-- Start of TEXT SHOWN --

When training it can be very resourceful to ask yourself questions.
During sparring might not sound like a very good time to start asking questions- “someone is trying to choke me out so I must act now!! There’s no time to think, right!? Let alone ask questions….”
However, being able to remain conscious, present minded and in control enough to continually ask questions of youself is not only a very strong marker; it is a continual pursuit.
From what I have experienced there are generally 3 mentalities we may come across when it comes to a pursuit similar to jiu jitsu and combat sports;
1: The no hoper
As soon as it gets tough this guys tells himself he cannot do it. He berates himself. And what do you think happens in response? He fails. He is outwitted.
Very few of these types of personalities make it past the first 2-3 sessions of jiu jitsu for obvious reasons.
2: The I can
These guys can go far and have done. There are many examples of champions with this mentality; for it sure as hell beats the ‘I can’t’ mentality.. We all know outstanding guys who just push, push, push. There is no negativity, no ‘I can’t’, no doubt, no fear, no questioning anything. Just a freight train heading full pelt at everything.
These types tend not to think at all if their perceived success leads them to stubbornly keep investing more and more into this mindless ‘push, push, push, I konw I can’ mentality. Often with less than desired consequences..

-- End of TEXT SHOWN --

- **WHAT TO PRODUCE**
Continue the article on training mentalities in jiu jitsu from its last sentence onward, in the same style.

-- Start of STORED DATA --

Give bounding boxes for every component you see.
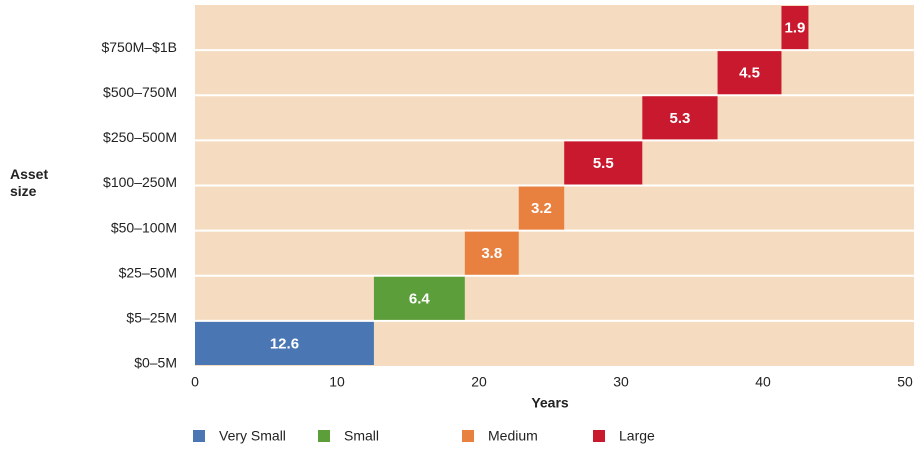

-- End of STORED DATA --

- **TASK RESULT**
‘I can’ can be extremely effective up until a point. Yet with all being equal this mentaility is rendered utterly ineffective against the participant with the below mindset:
3: The Can I?
For those Brits reading this, just think Bob The Builder.
Bob the Builder is an English childrens television show. Throughout his day Bob is faced with challenges. The moral of every story is that with the right amount of careful consideration and the ability to act in a timely fashion you can really make sh*t happen.
Bob never puts more pressure on himself or his friends than is beneficial to the cause, so remains in control at all times.
He will weigh up the problem and take care of any challenges that stop him weighing up the problem fairly immediately, but before getting stuck in he often first asks ‘Can we fix it!?’
That question is powerful.
So powerfult it illicits a response from deep within.
Rather than mindlessly demanding more of oneself, the question; purposefully phrased so closely to ‘I can’ as to almost trick a part of the mind that’s not really listening anywayand need to be given the go ahead, is proven to lead to an increase in awareness and the ability to problem solve.
In this game of chess, we must problem solve under immense pressure. Often with the lack of leverage or force that would have otherwise allowed us to simply ‘muscle out’.
Chess is played strategically. Chess is picking the lock; not kicking the door in at the hinges, and to approach a chess board full of questions is to approach the wrestling mats with an open mind.
It is this ‘can we fix it’ effigy that leads Bob to succeed everytime, and you too will see the difference..
Personally I have never suffered with the mindset of a quitter. In my first year of grappling no matter how hard I was sprawled on or how stuck I was under the bigger guy I would never give up. I had little idea of what to do, other than that mentally I was only getting stronger if I kept pushing, and so I pushed any doubts out of my mind.. So I never told myself I cannot once, instead I only told myself I can..
However, that pressure stunts ones growth.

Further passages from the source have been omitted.